[Objective] Repeat word for word the line with "Serialize everything readable" and every line after it until the records below run out.

[Stored items from a collection]
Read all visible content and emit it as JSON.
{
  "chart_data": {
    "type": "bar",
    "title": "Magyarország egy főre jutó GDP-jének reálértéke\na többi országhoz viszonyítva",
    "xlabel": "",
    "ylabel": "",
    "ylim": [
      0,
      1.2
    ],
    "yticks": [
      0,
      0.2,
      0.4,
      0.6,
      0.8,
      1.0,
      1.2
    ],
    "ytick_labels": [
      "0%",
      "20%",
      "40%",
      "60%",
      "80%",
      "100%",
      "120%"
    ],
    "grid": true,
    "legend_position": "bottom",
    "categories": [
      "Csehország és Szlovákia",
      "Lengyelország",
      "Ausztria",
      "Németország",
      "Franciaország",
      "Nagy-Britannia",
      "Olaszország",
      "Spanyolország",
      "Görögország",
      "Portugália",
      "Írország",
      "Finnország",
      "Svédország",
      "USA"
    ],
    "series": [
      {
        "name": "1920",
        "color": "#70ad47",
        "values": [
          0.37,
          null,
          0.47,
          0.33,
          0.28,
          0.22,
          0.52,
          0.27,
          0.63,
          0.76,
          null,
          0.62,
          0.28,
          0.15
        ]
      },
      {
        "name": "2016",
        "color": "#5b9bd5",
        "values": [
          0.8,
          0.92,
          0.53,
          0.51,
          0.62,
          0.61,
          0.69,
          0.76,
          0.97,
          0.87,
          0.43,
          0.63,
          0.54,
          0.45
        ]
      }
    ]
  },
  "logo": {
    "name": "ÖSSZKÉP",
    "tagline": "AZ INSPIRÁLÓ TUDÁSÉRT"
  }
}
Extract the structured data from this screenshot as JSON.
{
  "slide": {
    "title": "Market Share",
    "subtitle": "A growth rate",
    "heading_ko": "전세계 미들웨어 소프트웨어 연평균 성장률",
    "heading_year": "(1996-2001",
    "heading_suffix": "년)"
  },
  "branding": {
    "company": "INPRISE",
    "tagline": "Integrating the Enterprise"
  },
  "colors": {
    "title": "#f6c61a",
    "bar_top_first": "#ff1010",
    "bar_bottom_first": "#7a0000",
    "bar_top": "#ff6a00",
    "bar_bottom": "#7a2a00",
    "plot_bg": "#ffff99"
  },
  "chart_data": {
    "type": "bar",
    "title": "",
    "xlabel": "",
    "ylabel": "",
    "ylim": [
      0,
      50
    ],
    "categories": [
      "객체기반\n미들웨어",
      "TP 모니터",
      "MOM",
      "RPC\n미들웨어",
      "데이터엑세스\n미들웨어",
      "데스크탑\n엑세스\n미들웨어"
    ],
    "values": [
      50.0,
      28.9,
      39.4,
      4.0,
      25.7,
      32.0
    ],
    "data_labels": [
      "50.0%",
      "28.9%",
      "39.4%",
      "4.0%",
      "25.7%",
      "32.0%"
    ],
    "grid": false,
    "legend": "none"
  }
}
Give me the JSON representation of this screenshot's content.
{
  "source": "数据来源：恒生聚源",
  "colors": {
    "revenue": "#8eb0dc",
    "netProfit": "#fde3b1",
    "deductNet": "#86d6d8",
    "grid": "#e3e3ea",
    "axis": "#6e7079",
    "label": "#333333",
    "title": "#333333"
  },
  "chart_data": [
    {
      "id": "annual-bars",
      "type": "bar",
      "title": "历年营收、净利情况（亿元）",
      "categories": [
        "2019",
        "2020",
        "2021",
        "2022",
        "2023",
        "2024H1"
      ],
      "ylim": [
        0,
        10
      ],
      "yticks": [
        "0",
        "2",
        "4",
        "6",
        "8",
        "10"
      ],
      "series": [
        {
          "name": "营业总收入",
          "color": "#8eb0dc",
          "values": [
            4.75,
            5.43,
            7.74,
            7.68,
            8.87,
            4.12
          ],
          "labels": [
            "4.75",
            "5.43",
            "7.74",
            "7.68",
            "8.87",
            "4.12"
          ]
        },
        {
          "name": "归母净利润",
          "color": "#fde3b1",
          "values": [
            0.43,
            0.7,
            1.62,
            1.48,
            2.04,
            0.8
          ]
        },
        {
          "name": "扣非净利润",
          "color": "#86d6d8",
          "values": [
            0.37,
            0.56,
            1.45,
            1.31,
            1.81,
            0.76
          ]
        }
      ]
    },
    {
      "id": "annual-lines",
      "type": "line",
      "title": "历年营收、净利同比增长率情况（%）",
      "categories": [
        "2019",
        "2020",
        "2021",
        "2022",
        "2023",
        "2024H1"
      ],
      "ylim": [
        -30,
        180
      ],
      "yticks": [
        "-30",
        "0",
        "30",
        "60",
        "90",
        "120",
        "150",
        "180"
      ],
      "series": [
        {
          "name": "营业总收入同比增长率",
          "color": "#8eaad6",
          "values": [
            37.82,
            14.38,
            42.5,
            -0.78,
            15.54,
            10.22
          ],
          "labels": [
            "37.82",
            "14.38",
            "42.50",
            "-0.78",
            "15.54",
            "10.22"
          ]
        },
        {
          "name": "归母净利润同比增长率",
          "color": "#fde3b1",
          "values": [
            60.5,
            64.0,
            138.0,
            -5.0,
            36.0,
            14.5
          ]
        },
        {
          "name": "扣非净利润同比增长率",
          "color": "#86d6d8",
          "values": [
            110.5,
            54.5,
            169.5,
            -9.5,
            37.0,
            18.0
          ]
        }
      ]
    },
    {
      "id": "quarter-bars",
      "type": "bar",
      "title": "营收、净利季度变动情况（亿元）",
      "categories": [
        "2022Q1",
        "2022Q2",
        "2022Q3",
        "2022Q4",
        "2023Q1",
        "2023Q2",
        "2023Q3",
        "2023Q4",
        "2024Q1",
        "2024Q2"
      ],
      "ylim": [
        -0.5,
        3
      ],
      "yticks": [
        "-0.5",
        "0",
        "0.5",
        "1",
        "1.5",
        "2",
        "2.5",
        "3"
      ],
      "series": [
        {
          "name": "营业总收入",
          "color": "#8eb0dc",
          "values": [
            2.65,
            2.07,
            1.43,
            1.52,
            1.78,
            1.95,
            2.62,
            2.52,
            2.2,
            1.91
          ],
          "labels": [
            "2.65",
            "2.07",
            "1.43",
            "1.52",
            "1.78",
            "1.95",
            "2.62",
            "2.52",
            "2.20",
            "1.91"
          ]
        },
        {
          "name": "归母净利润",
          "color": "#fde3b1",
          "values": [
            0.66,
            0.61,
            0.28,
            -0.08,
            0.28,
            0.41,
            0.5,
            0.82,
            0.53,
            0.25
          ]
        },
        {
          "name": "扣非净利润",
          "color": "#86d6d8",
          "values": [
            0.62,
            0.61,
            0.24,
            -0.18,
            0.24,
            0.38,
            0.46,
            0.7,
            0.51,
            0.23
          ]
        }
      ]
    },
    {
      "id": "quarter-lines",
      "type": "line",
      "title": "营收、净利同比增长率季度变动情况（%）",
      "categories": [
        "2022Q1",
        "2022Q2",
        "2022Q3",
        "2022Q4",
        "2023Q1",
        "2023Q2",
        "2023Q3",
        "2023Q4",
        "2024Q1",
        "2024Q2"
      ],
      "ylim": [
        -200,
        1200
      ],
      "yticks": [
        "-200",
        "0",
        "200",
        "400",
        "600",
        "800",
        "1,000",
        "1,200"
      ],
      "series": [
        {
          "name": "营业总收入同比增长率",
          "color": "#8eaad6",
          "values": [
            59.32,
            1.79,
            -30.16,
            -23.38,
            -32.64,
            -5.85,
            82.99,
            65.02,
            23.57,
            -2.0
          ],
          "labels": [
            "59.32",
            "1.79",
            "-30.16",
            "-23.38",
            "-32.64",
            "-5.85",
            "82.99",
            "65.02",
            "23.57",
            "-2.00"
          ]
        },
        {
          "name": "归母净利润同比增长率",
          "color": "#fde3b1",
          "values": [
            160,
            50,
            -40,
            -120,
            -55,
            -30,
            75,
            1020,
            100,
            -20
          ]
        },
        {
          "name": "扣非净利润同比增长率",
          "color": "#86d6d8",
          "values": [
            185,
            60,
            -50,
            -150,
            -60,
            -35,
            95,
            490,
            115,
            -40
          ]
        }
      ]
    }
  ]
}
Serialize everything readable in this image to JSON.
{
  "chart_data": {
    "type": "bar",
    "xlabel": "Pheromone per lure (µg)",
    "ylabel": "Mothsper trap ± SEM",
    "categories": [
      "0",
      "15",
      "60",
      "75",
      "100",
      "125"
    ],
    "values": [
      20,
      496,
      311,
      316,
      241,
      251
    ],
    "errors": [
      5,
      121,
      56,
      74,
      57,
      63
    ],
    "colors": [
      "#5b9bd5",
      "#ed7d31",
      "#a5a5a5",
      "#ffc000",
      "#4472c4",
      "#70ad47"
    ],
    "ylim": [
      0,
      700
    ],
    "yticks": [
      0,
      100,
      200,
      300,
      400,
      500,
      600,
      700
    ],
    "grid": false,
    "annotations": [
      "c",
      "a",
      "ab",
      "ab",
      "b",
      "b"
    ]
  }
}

[Output]
Serialize everything readable in this image to JSON.
{
  "chart_data": {
    "type": "bar",
    "xlabel": "Pheromone per lure (µg)",
    "ylabel": "Mothsper trap ± SEM",
    "categories": [
      "0",
      "15",
      "60",
      "75",
      "100",
      "125"
    ],
    "values": [
      20,
      496,
      311,
      316,
      241,
      251
    ],
    "errors": [
      5,
      121,
      56,
      74,
      57,
      63
    ],
    "colors": [
      "#5b9bd5",
      "#ed7d31",
      "#a5a5a5",
      "#ffc000",
      "#4472c4",
      "#70ad47"
    ],
    "ylim": [
      0,
      700
    ],
    "yticks": [
      0,
      100,
      200,
      300,
      400,
      500,
      600,
      700
    ],
    "grid": false,
    "annotations": [
      "c",
      "a",
      "ab",
      "ab",
      "b",
      "b"
    ]
  }
}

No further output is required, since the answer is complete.